Data tied to figure images
● ● ● ●
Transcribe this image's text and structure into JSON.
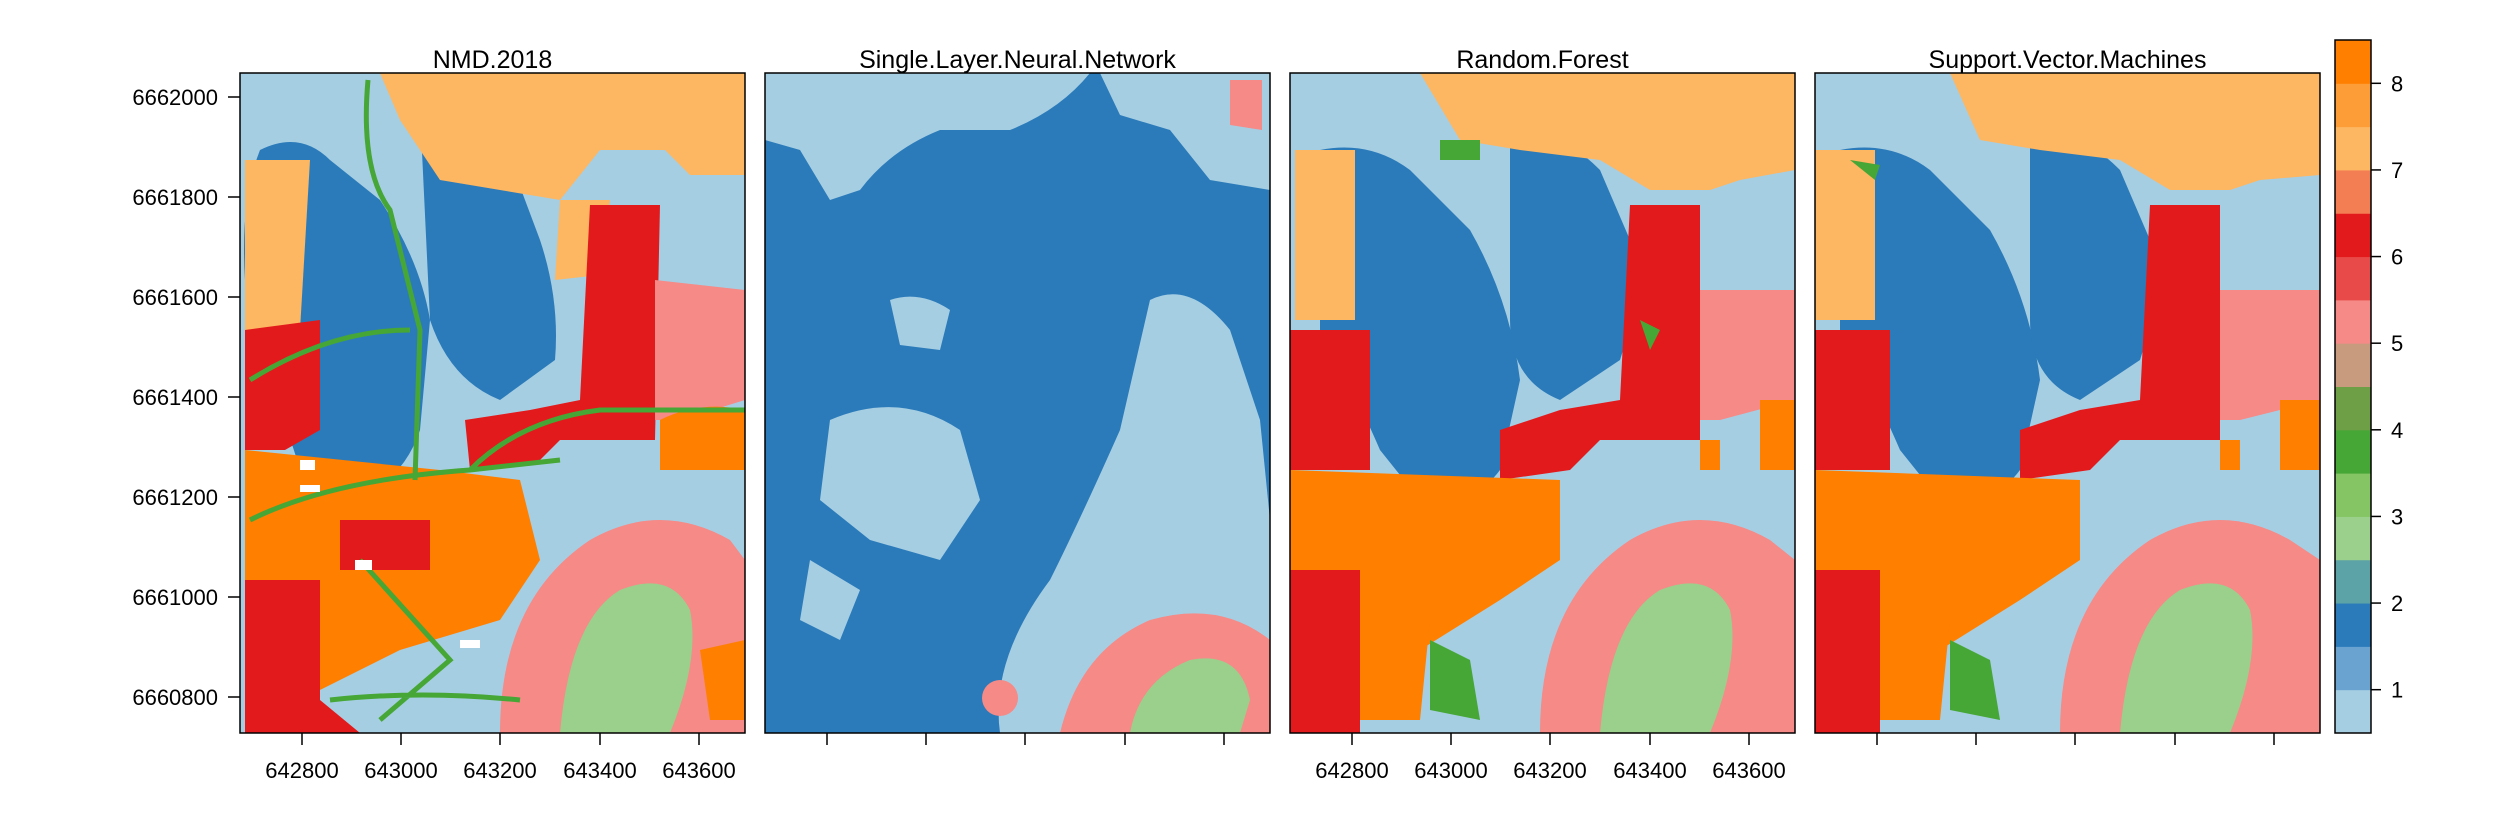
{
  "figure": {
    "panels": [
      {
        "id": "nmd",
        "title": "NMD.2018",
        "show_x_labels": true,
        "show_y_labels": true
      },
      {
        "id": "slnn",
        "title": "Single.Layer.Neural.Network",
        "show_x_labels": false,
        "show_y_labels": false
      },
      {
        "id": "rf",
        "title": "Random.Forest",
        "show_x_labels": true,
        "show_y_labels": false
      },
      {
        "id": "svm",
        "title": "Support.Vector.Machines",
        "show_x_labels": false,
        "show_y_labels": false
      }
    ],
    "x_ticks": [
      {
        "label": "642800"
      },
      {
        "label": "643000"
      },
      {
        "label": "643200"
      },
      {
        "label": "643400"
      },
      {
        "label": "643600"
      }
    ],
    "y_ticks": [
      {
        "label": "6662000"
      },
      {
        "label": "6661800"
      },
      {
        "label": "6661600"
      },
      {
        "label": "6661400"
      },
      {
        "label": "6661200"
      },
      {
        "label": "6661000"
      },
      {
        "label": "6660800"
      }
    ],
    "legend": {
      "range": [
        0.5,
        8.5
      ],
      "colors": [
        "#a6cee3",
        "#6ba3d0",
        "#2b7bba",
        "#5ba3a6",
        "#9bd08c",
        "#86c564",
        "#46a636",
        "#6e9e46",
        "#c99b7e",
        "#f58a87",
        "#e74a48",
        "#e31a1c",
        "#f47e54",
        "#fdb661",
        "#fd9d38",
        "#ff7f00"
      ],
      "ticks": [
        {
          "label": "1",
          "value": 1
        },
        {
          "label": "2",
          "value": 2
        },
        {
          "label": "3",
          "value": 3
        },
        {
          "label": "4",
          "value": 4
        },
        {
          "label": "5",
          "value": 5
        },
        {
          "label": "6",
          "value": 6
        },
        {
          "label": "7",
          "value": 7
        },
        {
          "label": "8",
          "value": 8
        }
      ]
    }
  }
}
● ● ● ●
## TASK BRIEF
Identify each line in the records above containing the word "title"; copy those lines.

## EXERCISE SOLUTION
        "title": "NMD.2018",
        "title": "Single.Layer.Neural.Network",
        "title": "Random.Forest",
        "title": "Support.Vector.Machines",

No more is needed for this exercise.